_AIM_: Go through the entries below and pick out every line with "工作压力".

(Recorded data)

..........

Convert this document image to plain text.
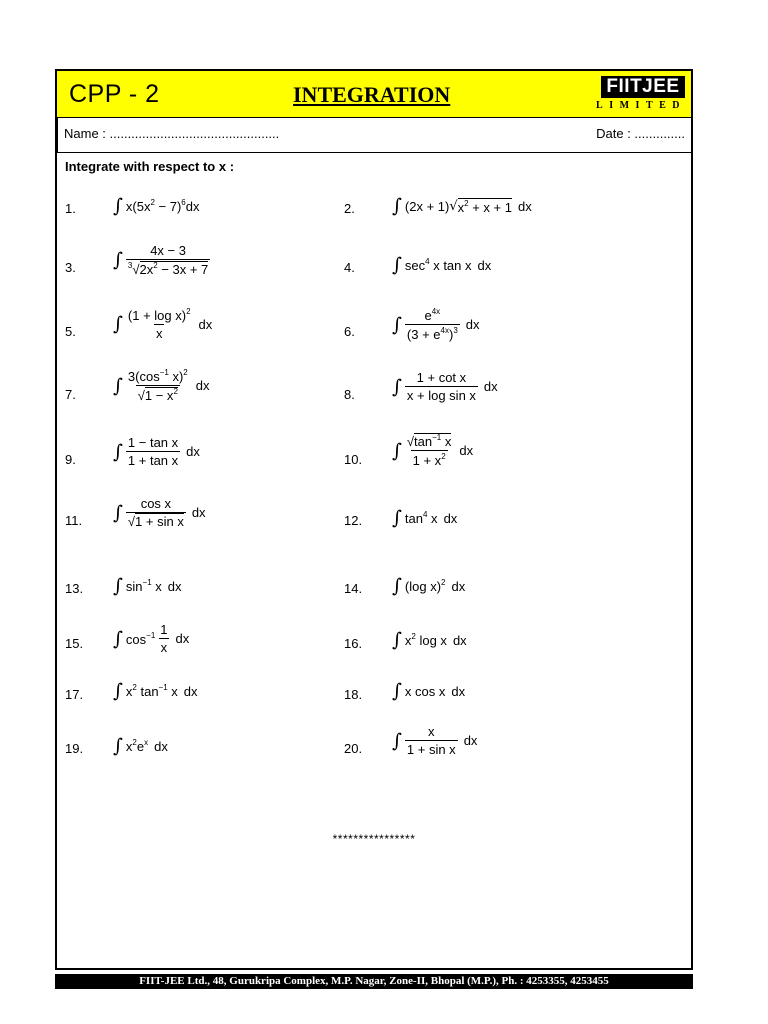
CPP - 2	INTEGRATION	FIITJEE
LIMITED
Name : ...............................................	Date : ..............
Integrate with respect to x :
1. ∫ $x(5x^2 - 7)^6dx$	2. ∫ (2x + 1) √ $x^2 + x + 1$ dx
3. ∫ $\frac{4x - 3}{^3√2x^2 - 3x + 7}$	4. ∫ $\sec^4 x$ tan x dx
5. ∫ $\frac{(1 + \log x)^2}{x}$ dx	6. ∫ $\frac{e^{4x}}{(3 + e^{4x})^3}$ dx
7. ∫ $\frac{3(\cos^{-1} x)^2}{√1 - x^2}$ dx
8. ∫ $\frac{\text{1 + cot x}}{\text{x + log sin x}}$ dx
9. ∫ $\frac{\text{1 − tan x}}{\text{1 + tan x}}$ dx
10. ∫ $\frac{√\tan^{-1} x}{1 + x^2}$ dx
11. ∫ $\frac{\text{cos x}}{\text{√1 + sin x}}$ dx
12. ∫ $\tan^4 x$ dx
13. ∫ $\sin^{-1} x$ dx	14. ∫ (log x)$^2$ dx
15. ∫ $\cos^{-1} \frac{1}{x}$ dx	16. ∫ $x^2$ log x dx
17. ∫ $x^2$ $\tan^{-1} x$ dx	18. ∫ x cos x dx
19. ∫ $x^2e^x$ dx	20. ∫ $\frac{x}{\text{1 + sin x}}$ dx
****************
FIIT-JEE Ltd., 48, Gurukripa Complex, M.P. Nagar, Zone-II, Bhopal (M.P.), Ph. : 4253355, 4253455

..........

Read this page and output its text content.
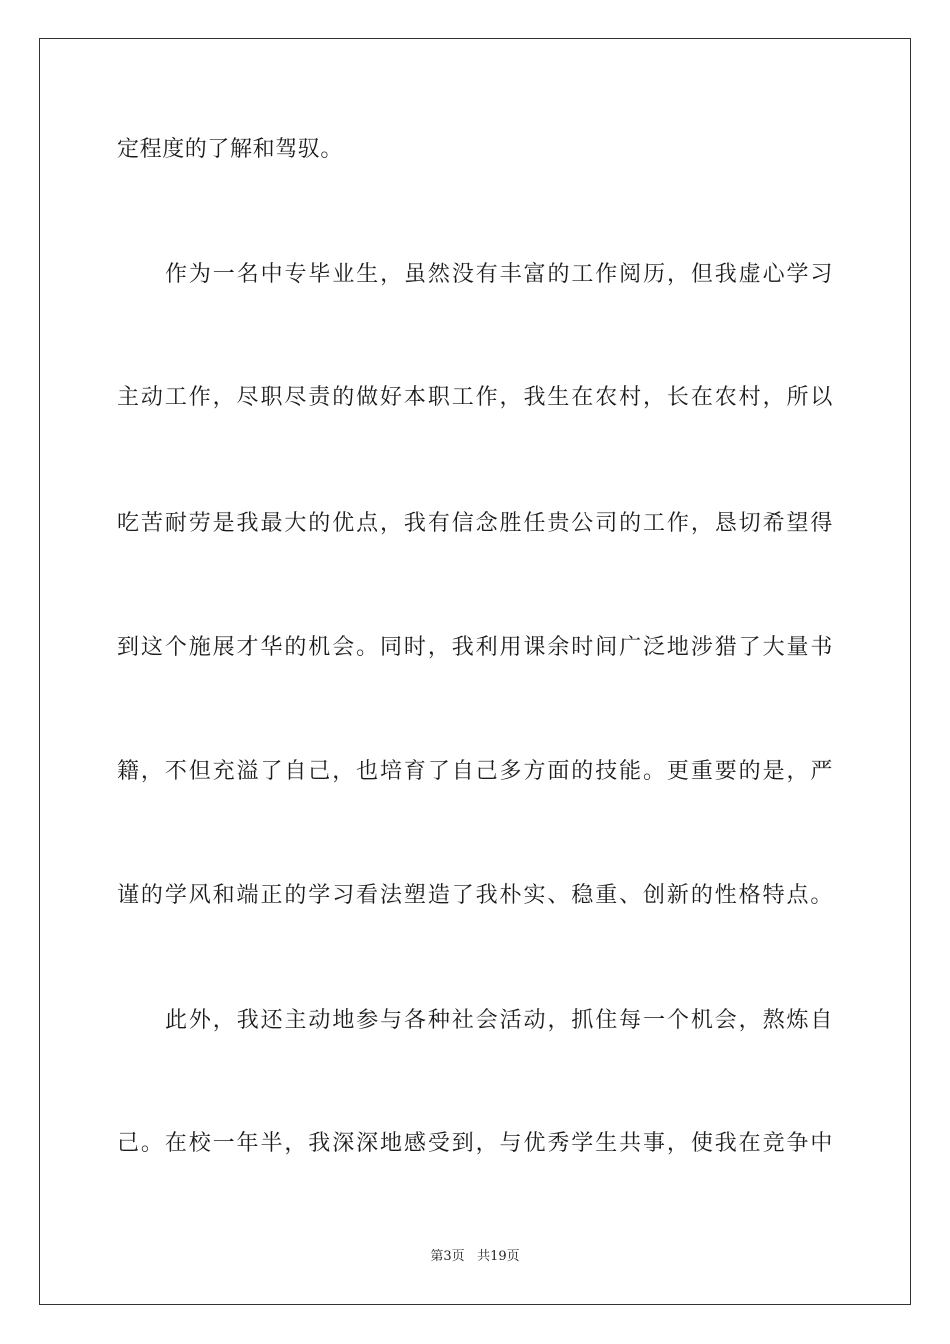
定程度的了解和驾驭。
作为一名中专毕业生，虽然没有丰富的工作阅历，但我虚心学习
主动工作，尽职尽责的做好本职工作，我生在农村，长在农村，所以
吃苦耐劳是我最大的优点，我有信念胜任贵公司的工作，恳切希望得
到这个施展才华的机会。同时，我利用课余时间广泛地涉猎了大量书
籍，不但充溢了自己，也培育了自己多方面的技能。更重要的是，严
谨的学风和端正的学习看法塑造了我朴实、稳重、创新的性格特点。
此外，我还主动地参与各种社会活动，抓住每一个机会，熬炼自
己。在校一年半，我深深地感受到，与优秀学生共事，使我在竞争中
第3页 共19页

..........

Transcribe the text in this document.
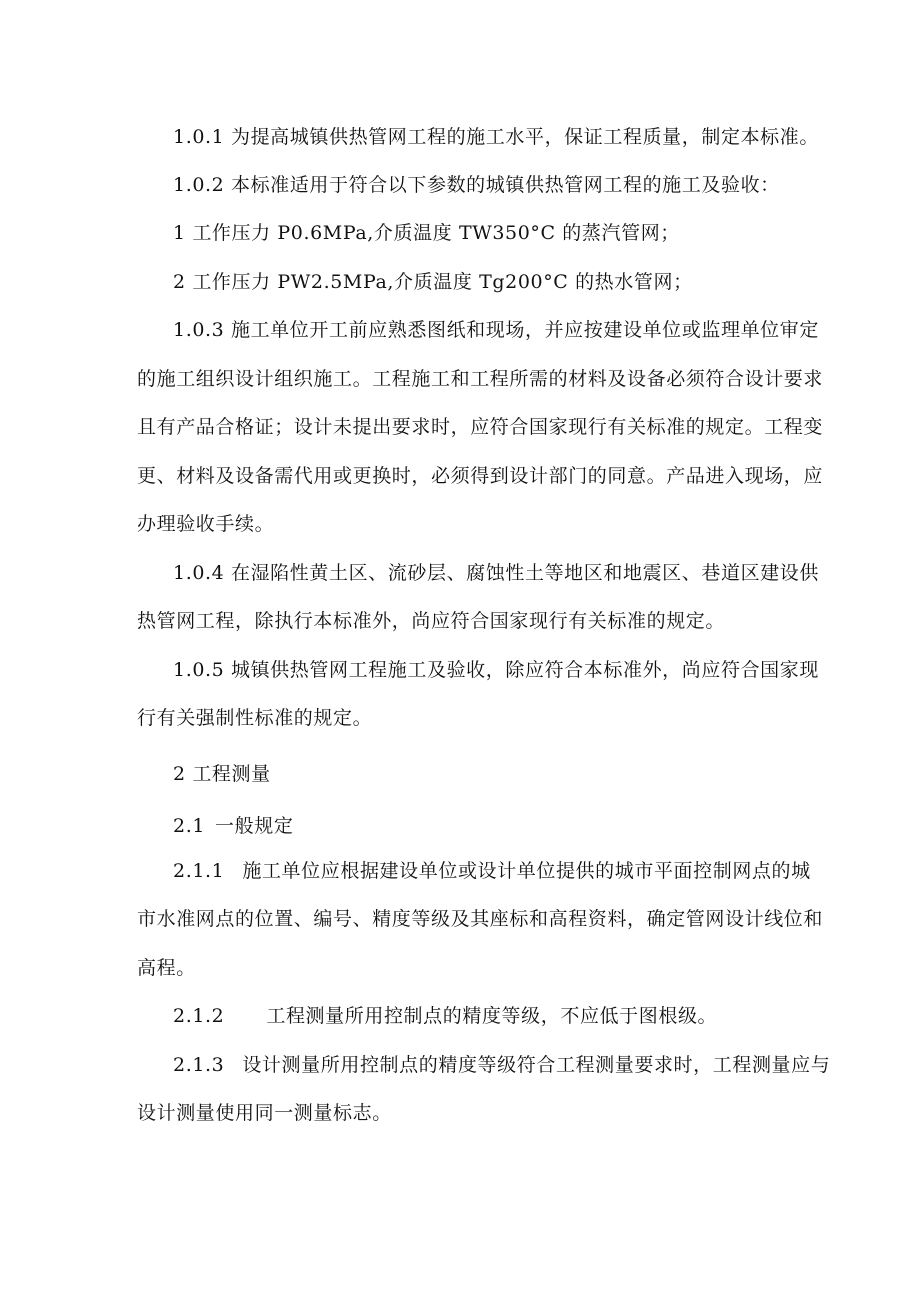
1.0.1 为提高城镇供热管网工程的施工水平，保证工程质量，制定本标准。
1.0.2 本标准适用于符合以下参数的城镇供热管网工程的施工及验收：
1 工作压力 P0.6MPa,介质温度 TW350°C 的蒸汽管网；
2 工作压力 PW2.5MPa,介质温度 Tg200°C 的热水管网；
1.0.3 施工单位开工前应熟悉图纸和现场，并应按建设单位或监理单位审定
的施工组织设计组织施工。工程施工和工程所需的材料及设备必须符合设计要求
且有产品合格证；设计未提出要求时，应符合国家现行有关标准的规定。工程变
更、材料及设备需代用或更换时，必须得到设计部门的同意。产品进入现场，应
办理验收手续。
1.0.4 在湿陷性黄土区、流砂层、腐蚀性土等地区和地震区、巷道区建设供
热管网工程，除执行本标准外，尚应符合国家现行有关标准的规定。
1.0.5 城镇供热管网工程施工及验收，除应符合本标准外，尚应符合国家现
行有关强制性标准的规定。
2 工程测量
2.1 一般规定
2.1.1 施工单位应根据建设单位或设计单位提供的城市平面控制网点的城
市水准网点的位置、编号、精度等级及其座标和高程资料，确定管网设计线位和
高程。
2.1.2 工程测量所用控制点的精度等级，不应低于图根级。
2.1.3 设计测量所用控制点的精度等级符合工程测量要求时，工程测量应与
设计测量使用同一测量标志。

..........

_REPLY_:
1 工作压力 P0.6MPa,介质温度 TW350°C 的蒸汽管网；
2 工作压力 PW2.5MPa,介质温度 Tg200°C 的热水管网；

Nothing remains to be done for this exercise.